Records:
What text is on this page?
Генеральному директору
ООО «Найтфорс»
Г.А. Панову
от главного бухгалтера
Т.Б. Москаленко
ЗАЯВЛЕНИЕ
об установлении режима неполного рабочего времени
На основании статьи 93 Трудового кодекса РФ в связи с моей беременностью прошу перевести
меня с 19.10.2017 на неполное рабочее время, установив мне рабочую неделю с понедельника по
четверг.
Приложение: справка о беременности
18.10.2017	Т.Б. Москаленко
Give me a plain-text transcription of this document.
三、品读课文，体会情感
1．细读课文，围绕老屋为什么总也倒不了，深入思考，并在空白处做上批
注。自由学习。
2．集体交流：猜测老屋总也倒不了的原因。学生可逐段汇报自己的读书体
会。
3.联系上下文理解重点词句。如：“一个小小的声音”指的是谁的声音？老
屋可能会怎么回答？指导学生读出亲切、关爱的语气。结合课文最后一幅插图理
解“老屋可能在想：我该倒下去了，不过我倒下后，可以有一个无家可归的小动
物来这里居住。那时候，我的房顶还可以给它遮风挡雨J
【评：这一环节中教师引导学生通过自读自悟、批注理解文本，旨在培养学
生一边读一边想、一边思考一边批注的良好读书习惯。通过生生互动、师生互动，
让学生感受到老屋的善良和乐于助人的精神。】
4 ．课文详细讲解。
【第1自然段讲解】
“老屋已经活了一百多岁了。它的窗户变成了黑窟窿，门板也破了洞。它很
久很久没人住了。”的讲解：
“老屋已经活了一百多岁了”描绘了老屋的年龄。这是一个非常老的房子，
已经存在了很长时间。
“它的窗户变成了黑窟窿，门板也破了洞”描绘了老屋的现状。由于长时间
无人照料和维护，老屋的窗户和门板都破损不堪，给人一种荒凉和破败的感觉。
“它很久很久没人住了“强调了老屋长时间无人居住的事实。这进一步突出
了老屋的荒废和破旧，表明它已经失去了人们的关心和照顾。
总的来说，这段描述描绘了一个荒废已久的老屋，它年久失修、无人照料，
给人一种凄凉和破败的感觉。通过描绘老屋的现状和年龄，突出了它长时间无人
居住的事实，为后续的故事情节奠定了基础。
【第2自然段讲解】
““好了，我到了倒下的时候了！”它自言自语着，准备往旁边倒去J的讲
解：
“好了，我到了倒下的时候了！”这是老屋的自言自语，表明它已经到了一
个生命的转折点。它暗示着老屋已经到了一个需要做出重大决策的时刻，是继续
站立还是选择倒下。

Exercise: Transcribe the material exactly as it reads.

The result:
What text is on this page?
Генеральному директору
ООО «Найтфорс»
Г.А. Панову
от главного бухгалтера
Т.Б. Москаленко
ЗАЯВЛЕНИЕ
об установлении режима неполного рабочего времени
На основании статьи 93 Трудового кодекса РФ в связи с моей беременностью прошу перевести
меня с 19.10.2017 на неполное рабочее время, установив мне рабочую неделю с понедельника по
четверг.
Приложение: справка о беременности
18.10.2017	Т.Б. Москаленко
Give me a plain-text transcription of this document.
三、品读课文，体会情感
1．细读课文，围绕老屋为什么总也倒不了，深入思考，并在空白处做上批
注。自由学习。
2．集体交流：猜测老屋总也倒不了的原因。学生可逐段汇报自己的读书体
会。
3.联系上下文理解重点词句。如：“一个小小的声音”指的是谁的声音？老
屋可能会怎么回答？指导学生读出亲切、关爱的语气。结合课文最后一幅插图理
解“老屋可能在想：我该倒下去了，不过我倒下后，可以有一个无家可归的小动
物来这里居住。那时候，我的房顶还可以给它遮风挡雨J
【评：这一环节中教师引导学生通过自读自悟、批注理解文本，旨在培养学
生一边读一边想、一边思考一边批注的良好读书习惯。通过生生互动、师生互动，
让学生感受到老屋的善良和乐于助人的精神。】
4 ．课文详细讲解。
【第1自然段讲解】
“老屋已经活了一百多岁了。它的窗户变成了黑窟窿，门板也破了洞。它很
久很久没人住了。”的讲解：
“老屋已经活了一百多岁了”描绘了老屋的年龄。这是一个非常老的房子，
已经存在了很长时间。
“它的窗户变成了黑窟窿，门板也破了洞”描绘了老屋的现状。由于长时间
无人照料和维护，老屋的窗户和门板都破损不堪，给人一种荒凉和破败的感觉。
“它很久很久没人住了“强调了老屋长时间无人居住的事实。这进一步突出
了老屋的荒废和破旧，表明它已经失去了人们的关心和照顾。
总的来说，这段描述描绘了一个荒废已久的老屋，它年久失修、无人照料，
给人一种凄凉和破败的感觉。通过描绘老屋的现状和年龄，突出了它长时间无人
居住的事实，为后续的故事情节奠定了基础。
【第2自然段讲解】
““好了，我到了倒下的时候了！”它自言自语着，准备往旁边倒去J的讲
解：
“好了，我到了倒下的时候了！”这是老屋的自言自语，表明它已经到了一
个生命的转折点。它暗示着老屋已经到了一个需要做出重大决策的时刻，是继续
站立还是选择倒下。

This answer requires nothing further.